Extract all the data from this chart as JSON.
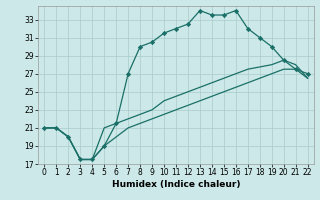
{
  "xlabel": "Humidex (Indice chaleur)",
  "bg_color": "#cce8e8",
  "line_color": "#1a7068",
  "grid_color": "#aacccc",
  "xlim": [
    -0.5,
    22.5
  ],
  "ylim": [
    17,
    34.5
  ],
  "xticks": [
    0,
    1,
    2,
    3,
    4,
    5,
    6,
    7,
    8,
    9,
    10,
    11,
    12,
    13,
    14,
    15,
    16,
    17,
    18,
    19,
    20,
    21,
    22
  ],
  "yticks": [
    17,
    19,
    21,
    23,
    25,
    27,
    29,
    31,
    33
  ],
  "line1_x": [
    0,
    1,
    2,
    3,
    4,
    5,
    6,
    7,
    8,
    9,
    10,
    11,
    12,
    13,
    14,
    15,
    16,
    17,
    19,
    20,
    21,
    22
  ],
  "line1_y": [
    21,
    21,
    20,
    17.5,
    17.5,
    21,
    21.5,
    22,
    22.5,
    23,
    24,
    24.5,
    25,
    25.5,
    26,
    26.5,
    27,
    27.5,
    28,
    28.5,
    28,
    26.5
  ],
  "line2_x": [
    0,
    1,
    2,
    3,
    4,
    5,
    6,
    7,
    8,
    9,
    10,
    11,
    12,
    13,
    14,
    15,
    16,
    17,
    18,
    19,
    20,
    21,
    22
  ],
  "line2_y": [
    21,
    21,
    20,
    17.5,
    17.5,
    19,
    20,
    21,
    21.5,
    22,
    22.5,
    23,
    23.5,
    24,
    24.5,
    25,
    25.5,
    26,
    26.5,
    27,
    27.5,
    27.5,
    26.5
  ],
  "line3_x": [
    0,
    1,
    2,
    3,
    4,
    5,
    6,
    7,
    8,
    9,
    10,
    11,
    12,
    13,
    14,
    15,
    16,
    17,
    18,
    19,
    20,
    21,
    22
  ],
  "line3_y": [
    21,
    21,
    20,
    17.5,
    17.5,
    19,
    21.5,
    27,
    30,
    30.5,
    31.5,
    32,
    32.5,
    34,
    33.5,
    33.5,
    34,
    32,
    31,
    30,
    28.5,
    27.5,
    27
  ],
  "marker": "D",
  "markersize": 2.2,
  "linewidth": 0.9,
  "tick_fontsize": 5.5,
  "xlabel_fontsize": 6.5
}
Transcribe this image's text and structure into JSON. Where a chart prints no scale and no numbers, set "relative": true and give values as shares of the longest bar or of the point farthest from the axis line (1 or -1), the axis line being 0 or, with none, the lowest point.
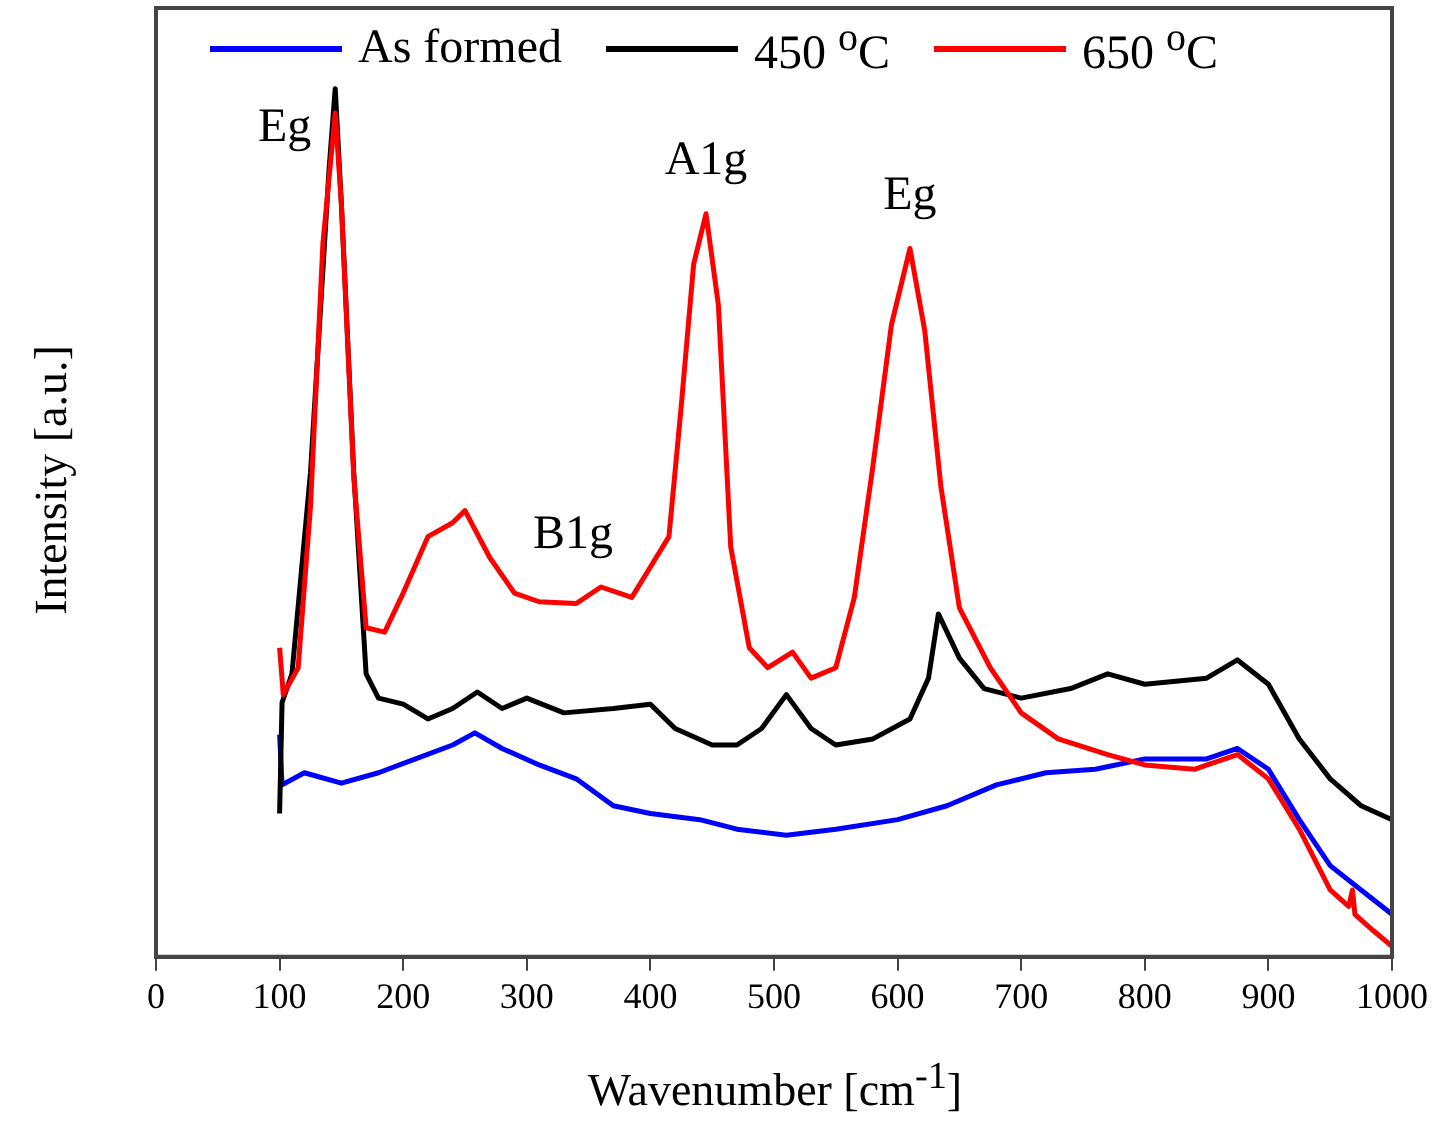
{
  "chart_data": {
    "type": "line",
    "relative": true,
    "xlabel": "Wavenumber [cm$^{-1}$]",
    "ylabel": "Intensity [a.u.]",
    "xlim": [
      0,
      1000
    ],
    "xticks": [
      0,
      100,
      200,
      300,
      400,
      500,
      600,
      700,
      800,
      900,
      1000
    ],
    "legend": "top",
    "grid": false,
    "marker": "none",
    "line_style": "solid",
    "annotations": [
      {
        "text": "Eg",
        "x": 145,
        "y": 1
      },
      {
        "text": "B1g",
        "x": 360,
        "y": 0.426
      },
      {
        "text": "A1g",
        "x": 445,
        "y": 0.856
      },
      {
        "text": "Eg",
        "x": 610,
        "y": 0.816
      }
    ],
    "series": [
      {
        "name": "As formed",
        "color": "#0000ff",
        "x": [
          100,
          102,
          120,
          150,
          180,
          210,
          240,
          258,
          280,
          310,
          340,
          370,
          400,
          440,
          470,
          510,
          550,
          600,
          640,
          680,
          720,
          760,
          800,
          850,
          875,
          900,
          925,
          950,
          975,
          1000
        ],
        "values": [
          0.256,
          0.198,
          0.212,
          0.2,
          0.212,
          0.228,
          0.244,
          0.258,
          0.24,
          0.221,
          0.205,
          0.174,
          0.165,
          0.158,
          0.147,
          0.14,
          0.147,
          0.158,
          0.174,
          0.198,
          0.212,
          0.216,
          0.228,
          0.228,
          0.24,
          0.216,
          0.158,
          0.105,
          0.077,
          0.049
        ]
      },
      {
        "name": "450 $^{o}$C",
        "color": "#000000",
        "x": [
          100,
          102,
          110,
          125,
          140,
          145,
          150,
          160,
          170,
          180,
          200,
          220,
          240,
          260,
          280,
          300,
          330,
          370,
          400,
          420,
          450,
          470,
          490,
          510,
          530,
          550,
          580,
          610,
          625,
          633,
          650,
          670,
          700,
          740,
          770,
          800,
          850,
          875,
          900,
          925,
          950,
          975,
          1000
        ],
        "values": [
          0.165,
          0.293,
          0.326,
          0.558,
          0.907,
          1,
          0.867,
          0.558,
          0.326,
          0.298,
          0.291,
          0.274,
          0.286,
          0.305,
          0.286,
          0.298,
          0.281,
          0.286,
          0.291,
          0.263,
          0.244,
          0.244,
          0.263,
          0.302,
          0.263,
          0.244,
          0.251,
          0.274,
          0.321,
          0.395,
          0.344,
          0.309,
          0.298,
          0.309,
          0.326,
          0.314,
          0.321,
          0.342,
          0.314,
          0.251,
          0.205,
          0.174,
          0.158
        ]
      },
      {
        "name": "650 $^{o}$C",
        "color": "#ff0000",
        "x": [
          100,
          103,
          115,
          125,
          135,
          145,
          150,
          160,
          170,
          185,
          200,
          220,
          240,
          250,
          270,
          290,
          310,
          340,
          360,
          385,
          400,
          415,
          425,
          435,
          445,
          455,
          465,
          480,
          495,
          515,
          530,
          550,
          565,
          580,
          595,
          610,
          622,
          635,
          650,
          675,
          700,
          730,
          770,
          800,
          840,
          875,
          900,
          925,
          950,
          965,
          968,
          970,
          985,
          1000
        ],
        "values": [
          0.356,
          0.302,
          0.333,
          0.519,
          0.821,
          0.972,
          0.867,
          0.553,
          0.379,
          0.374,
          0.419,
          0.484,
          0.5,
          0.514,
          0.46,
          0.419,
          0.409,
          0.407,
          0.426,
          0.414,
          0.449,
          0.484,
          0.635,
          0.798,
          0.856,
          0.751,
          0.472,
          0.356,
          0.333,
          0.351,
          0.321,
          0.333,
          0.414,
          0.565,
          0.728,
          0.816,
          0.721,
          0.542,
          0.402,
          0.333,
          0.281,
          0.251,
          0.233,
          0.221,
          0.216,
          0.233,
          0.205,
          0.147,
          0.077,
          0.058,
          0.077,
          0.049,
          0.03,
          0.012
        ]
      }
    ]
  }
}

• • •

## WHAT YOU HAVE TO DO
Reproduce the records verbatim, omitting all images they contain.

## FINISHED TASK
Extract all the data from this chart as JSON.
{
  "xlabel": "Humidex (Indice chaleur)",
  "bg_color": "#cce8e8",
  "line_color": "#1a7068",
  "grid_color": "#aacccc",
  "xlim": [
    -0.5,
    22.5
  ],
  "ylim": [
    17,
    34.5
  ],
  "xticks": [
    0,
    1,
    2,
    3,
    4,
    5,
    6,
    7,
    8,
    9,
    10,
    11,
    12,
    13,
    14,
    15,
    16,
    17,
    18,
    19,
    20,
    21,
    22
  ],
  "yticks": [
    17,
    19,
    21,
    23,
    25,
    27,
    29,
    31,
    33
  ],
  "line1_x": [
    0,
    1,
    2,
    3,
    4,
    5,
    6,
    7,
    8,
    9,
    10,
    11,
    12,
    13,
    14,
    15,
    16,
    17,
    19,
    20,
    21,
    22
  ],
  "line1_y": [
    21,
    21,
    20,
    17.5,
    17.5,
    21,
    21.5,
    22,
    22.5,
    23,
    24,
    24.5,
    25,
    25.5,
    26,
    26.5,
    27,
    27.5,
    28,
    28.5,
    28,
    26.5
  ],
  "line2_x": [
    0,
    1,
    2,
    3,
    4,
    5,
    6,
    7,
    8,
    9,
    10,
    11,
    12,
    13,
    14,
    15,
    16,
    17,
    18,
    19,
    20,
    21,
    22
  ],
  "line2_y": [
    21,
    21,
    20,
    17.5,
    17.5,
    19,
    20,
    21,
    21.5,
    22,
    22.5,
    23,
    23.5,
    24,
    24.5,
    25,
    25.5,
    26,
    26.5,
    27,
    27.5,
    27.5,
    26.5
  ],
  "line3_x": [
    0,
    1,
    2,
    3,
    4,
    5,
    6,
    7,
    8,
    9,
    10,
    11,
    12,
    13,
    14,
    15,
    16,
    17,
    18,
    19,
    20,
    21,
    22
  ],
  "line3_y": [
    21,
    21,
    20,
    17.5,
    17.5,
    19,
    21.5,
    27,
    30,
    30.5,
    31.5,
    32,
    32.5,
    34,
    33.5,
    33.5,
    34,
    32,
    31,
    30,
    28.5,
    27.5,
    27
  ],
  "marker": "D",
  "markersize": 2.2,
  "linewidth": 0.9,
  "tick_fontsize": 5.5,
  "xlabel_fontsize": 6.5
}
Transcribe this image's text and structure into JSON. Where a chart prints no scale and no numbers, set "relative": true and give values as shares of the longest bar or of the point farthest from the axis line (1 or -1), the axis line being 0 or, with none, the lowest point.
{
  "chart_data": {
    "type": "line",
    "relative": true,
    "xlabel": "Wavenumber [cm$^{-1}$]",
    "ylabel": "Intensity [a.u.]",
    "xlim": [
      0,
      1000
    ],
    "xticks": [
      0,
      100,
      200,
      300,
      400,
      500,
      600,
      700,
      800,
      900,
      1000
    ],
    "legend": "top",
    "grid": false,
    "marker": "none",
    "line_style": "solid",
    "annotations": [
      {
        "text": "Eg",
        "x": 145,
        "y": 1
      },
      {
        "text": "B1g",
        "x": 360,
        "y": 0.426
      },
      {
        "text": "A1g",
        "x": 445,
        "y": 0.856
      },
      {
        "text": "Eg",
        "x": 610,
        "y": 0.816
      }
    ],
    "series": [
      {
        "name": "As formed",
        "color": "#0000ff",
        "x": [
          100,
          102,
          120,
          150,
          180,
          210,
          240,
          258,
          280,
          310,
          340,
          370,
          400,
          440,
          470,
          510,
          550,
          600,
          640,
          680,
          720,
          760,
          800,
          850,
          875,
          900,
          925,
          950,
          975,
          1000
        ],
        "values": [
          0.256,
          0.198,
          0.212,
          0.2,
          0.212,
          0.228,
          0.244,
          0.258,
          0.24,
          0.221,
          0.205,
          0.174,
          0.165,
          0.158,
          0.147,
          0.14,
          0.147,
          0.158,
          0.174,
          0.198,
          0.212,
          0.216,
          0.228,
          0.228,
          0.24,
          0.216,
          0.158,
          0.105,
          0.077,
          0.049
        ]
      },
      {
        "name": "450 $^{o}$C",
        "color": "#000000",
        "x": [
          100,
          102,
          110,
          125,
          140,
          145,
          150,
          160,
          170,
          180,
          200,
          220,
          240,
          260,
          280,
          300,
          330,
          370,
          400,
          420,
          450,
          470,
          490,
          510,
          530,
          550,
          580,
          610,
          625,
          633,
          650,
          670,
          700,
          740,
          770,
          800,
          850,
          875,
          900,
          925,
          950,
          975,
          1000
        ],
        "values": [
          0.165,
          0.293,
          0.326,
          0.558,
          0.907,
          1,
          0.867,
          0.558,
          0.326,
          0.298,
          0.291,
          0.274,
          0.286,
          0.305,
          0.286,
          0.298,
          0.281,
          0.286,
          0.291,
          0.263,
          0.244,
          0.244,
          0.263,
          0.302,
          0.263,
          0.244,
          0.251,
          0.274,
          0.321,
          0.395,
          0.344,
          0.309,
          0.298,
          0.309,
          0.326,
          0.314,
          0.321,
          0.342,
          0.314,
          0.251,
          0.205,
          0.174,
          0.158
        ]
      },
      {
        "name": "650 $^{o}$C",
        "color": "#ff0000",
        "x": [
          100,
          103,
          115,
          125,
          135,
          145,
          150,
          160,
          170,
          185,
          200,
          220,
          240,
          250,
          270,
          290,
          310,
          340,
          360,
          385,
          400,
          415,
          425,
          435,
          445,
          455,
          465,
          480,
          495,
          515,
          530,
          550,
          565,
          580,
          595,
          610,
          622,
          635,
          650,
          675,
          700,
          730,
          770,
          800,
          840,
          875,
          900,
          925,
          950,
          965,
          968,
          970,
          985,
          1000
        ],
        "values": [
          0.356,
          0.302,
          0.333,
          0.519,
          0.821,
          0.972,
          0.867,
          0.553,
          0.379,
          0.374,
          0.419,
          0.484,
          0.5,
          0.514,
          0.46,
          0.419,
          0.409,
          0.407,
          0.426,
          0.414,
          0.449,
          0.484,
          0.635,
          0.798,
          0.856,
          0.751,
          0.472,
          0.356,
          0.333,
          0.351,
          0.321,
          0.333,
          0.414,
          0.565,
          0.728,
          0.816,
          0.721,
          0.542,
          0.402,
          0.333,
          0.281,
          0.251,
          0.233,
          0.221,
          0.216,
          0.233,
          0.205,
          0.147,
          0.077,
          0.058,
          0.077,
          0.049,
          0.03,
          0.012
        ]
      }
    ]
  }
}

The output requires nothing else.